__Written exercise__
Each line that holds the word "MEAN" counts once; report how many lines do so and nothing else.

__Dataset records__
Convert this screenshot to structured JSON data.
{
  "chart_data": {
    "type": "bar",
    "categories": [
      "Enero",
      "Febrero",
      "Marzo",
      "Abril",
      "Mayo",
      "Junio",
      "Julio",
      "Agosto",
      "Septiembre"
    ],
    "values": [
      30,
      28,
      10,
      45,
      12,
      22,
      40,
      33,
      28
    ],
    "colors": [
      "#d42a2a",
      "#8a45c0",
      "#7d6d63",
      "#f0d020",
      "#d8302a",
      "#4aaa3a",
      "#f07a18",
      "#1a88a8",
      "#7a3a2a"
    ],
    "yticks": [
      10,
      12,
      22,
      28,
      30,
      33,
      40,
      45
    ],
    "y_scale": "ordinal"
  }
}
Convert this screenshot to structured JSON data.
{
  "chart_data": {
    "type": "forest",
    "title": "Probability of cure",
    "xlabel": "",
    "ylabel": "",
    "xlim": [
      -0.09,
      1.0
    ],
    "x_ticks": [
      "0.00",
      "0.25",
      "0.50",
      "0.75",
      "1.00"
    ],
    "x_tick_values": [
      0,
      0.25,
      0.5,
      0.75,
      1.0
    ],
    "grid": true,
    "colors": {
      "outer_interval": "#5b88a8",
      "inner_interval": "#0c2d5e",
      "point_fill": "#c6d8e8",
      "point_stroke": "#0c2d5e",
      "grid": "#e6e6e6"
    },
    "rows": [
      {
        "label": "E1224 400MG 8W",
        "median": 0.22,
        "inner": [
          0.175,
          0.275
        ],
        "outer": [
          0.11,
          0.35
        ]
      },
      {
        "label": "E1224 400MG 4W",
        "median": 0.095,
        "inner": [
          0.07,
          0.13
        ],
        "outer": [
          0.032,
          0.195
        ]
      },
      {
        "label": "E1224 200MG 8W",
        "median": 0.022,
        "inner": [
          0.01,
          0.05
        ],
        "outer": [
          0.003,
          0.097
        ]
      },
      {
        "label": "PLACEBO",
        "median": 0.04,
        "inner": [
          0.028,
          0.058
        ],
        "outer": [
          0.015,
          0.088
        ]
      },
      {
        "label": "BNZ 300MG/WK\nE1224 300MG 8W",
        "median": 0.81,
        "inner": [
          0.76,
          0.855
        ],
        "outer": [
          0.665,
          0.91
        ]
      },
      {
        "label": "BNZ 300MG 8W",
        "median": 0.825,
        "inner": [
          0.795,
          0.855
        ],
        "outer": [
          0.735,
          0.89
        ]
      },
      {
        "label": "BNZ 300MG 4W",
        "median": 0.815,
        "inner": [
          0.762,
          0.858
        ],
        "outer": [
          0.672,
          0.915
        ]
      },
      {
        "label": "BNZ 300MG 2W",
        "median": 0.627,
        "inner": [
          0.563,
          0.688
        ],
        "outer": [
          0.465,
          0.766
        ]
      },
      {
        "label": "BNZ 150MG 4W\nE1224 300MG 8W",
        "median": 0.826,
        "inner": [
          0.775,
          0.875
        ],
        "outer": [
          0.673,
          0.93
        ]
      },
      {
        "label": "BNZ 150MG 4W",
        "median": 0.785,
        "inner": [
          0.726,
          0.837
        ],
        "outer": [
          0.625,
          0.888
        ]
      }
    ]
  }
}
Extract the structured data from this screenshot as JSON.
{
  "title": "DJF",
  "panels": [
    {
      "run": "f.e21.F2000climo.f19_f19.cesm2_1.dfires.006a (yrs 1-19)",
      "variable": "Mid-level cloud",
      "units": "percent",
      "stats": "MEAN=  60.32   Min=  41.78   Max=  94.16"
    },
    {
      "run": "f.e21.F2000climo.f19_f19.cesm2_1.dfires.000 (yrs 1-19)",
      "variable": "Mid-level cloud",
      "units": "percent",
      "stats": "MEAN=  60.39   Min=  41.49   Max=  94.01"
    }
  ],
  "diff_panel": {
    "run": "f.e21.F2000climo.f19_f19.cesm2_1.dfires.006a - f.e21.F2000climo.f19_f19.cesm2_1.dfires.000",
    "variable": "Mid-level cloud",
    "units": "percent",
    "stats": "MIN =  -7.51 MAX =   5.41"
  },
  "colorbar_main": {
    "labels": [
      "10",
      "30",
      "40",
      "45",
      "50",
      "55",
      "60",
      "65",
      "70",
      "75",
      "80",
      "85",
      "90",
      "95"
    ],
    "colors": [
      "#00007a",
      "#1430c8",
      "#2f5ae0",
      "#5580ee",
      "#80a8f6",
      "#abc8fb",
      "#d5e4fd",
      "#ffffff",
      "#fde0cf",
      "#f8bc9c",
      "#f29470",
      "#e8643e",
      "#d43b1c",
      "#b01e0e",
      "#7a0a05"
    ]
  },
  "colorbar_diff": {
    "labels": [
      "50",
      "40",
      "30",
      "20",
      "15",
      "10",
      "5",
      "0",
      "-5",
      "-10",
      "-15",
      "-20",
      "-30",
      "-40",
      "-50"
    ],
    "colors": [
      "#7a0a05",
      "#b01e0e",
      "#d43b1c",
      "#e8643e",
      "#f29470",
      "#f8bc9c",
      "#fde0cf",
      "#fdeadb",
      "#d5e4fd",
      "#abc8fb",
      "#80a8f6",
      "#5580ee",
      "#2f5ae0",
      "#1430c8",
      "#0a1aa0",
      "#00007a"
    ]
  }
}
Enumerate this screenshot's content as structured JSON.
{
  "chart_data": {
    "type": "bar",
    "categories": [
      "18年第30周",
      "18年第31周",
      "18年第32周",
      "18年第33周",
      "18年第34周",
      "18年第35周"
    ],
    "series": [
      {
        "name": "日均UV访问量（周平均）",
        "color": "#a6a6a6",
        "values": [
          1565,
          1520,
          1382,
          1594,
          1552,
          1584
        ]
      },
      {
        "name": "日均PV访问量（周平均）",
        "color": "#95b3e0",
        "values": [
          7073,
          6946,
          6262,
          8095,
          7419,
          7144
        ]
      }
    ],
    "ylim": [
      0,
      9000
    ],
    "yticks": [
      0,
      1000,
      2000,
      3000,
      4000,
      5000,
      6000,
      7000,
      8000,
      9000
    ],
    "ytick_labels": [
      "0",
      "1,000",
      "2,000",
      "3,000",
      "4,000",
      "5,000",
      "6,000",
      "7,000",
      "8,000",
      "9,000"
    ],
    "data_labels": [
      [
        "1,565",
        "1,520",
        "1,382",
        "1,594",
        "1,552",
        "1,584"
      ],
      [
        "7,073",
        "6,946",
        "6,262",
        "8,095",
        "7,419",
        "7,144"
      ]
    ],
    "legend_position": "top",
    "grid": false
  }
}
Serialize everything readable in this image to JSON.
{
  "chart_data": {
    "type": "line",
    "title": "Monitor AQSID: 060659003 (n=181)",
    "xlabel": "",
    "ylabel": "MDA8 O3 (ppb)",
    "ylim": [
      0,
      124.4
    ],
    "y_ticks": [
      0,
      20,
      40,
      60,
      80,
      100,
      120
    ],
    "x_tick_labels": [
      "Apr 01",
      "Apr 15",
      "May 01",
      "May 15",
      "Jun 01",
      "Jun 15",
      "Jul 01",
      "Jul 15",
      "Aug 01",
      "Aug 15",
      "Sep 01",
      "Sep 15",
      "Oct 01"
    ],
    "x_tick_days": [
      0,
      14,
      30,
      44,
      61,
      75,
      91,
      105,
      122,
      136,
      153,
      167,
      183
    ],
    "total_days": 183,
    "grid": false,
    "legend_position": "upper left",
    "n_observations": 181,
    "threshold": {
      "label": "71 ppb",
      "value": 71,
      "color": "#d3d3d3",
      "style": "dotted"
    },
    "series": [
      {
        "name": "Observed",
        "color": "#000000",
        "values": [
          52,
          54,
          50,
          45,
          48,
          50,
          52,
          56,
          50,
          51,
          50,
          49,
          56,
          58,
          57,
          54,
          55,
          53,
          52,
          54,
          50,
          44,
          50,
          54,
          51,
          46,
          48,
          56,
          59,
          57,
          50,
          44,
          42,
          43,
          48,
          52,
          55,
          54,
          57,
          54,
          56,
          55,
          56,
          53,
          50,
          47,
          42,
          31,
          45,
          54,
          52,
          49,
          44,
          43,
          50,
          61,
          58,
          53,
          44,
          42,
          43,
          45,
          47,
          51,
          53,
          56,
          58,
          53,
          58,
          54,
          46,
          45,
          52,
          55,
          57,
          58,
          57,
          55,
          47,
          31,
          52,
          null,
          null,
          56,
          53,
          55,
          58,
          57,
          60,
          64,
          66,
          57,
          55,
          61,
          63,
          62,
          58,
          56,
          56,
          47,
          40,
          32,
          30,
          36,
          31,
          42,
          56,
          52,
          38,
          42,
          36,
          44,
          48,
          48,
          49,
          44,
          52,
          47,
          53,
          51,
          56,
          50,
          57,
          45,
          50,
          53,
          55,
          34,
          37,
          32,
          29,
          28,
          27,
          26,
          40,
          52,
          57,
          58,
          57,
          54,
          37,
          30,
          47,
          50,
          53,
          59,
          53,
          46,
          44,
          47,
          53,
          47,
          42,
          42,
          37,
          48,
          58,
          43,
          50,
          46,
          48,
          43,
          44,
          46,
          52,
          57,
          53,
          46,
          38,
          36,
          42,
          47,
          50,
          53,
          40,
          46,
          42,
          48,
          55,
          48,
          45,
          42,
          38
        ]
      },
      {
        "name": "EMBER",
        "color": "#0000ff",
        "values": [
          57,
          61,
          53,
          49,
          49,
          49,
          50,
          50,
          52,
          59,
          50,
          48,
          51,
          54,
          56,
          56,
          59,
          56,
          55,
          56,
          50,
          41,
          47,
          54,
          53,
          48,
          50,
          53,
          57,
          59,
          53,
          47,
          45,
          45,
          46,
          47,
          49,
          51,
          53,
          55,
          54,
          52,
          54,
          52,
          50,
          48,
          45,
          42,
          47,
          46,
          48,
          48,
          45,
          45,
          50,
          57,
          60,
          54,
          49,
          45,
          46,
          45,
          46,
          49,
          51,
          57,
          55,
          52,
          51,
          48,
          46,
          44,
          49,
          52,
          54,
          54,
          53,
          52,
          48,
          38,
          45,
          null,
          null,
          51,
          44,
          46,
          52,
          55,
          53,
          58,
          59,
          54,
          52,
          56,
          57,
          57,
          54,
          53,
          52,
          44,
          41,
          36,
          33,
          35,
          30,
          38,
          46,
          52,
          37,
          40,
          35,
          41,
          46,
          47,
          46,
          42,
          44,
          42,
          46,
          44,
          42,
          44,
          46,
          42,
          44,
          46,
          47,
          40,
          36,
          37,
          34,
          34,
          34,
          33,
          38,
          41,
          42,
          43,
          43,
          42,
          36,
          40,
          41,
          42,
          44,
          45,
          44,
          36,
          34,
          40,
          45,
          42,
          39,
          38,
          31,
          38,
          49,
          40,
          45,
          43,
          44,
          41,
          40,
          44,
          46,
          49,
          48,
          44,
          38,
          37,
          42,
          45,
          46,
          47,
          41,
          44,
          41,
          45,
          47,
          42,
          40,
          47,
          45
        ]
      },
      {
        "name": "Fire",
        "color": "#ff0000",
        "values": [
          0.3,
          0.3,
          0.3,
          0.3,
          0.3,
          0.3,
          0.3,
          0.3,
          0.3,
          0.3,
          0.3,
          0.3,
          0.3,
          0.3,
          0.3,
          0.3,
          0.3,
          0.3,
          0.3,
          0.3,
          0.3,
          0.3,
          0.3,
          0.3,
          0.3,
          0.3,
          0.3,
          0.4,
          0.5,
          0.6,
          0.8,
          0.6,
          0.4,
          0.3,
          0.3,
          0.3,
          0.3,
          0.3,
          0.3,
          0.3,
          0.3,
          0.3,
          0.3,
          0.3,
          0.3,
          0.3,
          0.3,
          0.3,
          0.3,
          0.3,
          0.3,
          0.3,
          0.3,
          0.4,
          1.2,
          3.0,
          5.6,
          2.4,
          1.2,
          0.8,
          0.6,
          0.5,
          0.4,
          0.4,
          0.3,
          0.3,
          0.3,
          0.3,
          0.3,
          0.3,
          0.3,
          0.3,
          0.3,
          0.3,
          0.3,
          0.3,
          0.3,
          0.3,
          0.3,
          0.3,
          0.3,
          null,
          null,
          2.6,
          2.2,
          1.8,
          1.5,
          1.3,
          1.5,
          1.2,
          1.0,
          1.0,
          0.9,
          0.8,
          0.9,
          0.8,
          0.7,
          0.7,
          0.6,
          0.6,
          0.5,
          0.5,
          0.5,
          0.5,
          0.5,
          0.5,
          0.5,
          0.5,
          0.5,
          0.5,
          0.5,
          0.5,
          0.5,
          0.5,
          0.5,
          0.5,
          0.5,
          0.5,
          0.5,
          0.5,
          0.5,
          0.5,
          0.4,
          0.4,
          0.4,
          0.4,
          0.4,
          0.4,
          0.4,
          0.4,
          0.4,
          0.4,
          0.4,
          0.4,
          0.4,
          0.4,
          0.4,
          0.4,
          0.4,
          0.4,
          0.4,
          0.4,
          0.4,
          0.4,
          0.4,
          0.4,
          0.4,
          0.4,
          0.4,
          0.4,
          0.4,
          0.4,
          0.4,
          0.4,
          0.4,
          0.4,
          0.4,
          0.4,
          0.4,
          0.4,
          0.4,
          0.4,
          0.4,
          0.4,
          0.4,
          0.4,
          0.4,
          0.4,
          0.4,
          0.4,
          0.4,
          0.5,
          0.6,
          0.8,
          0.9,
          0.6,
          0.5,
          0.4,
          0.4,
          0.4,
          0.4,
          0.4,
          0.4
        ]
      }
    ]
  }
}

__Exercise solution__
2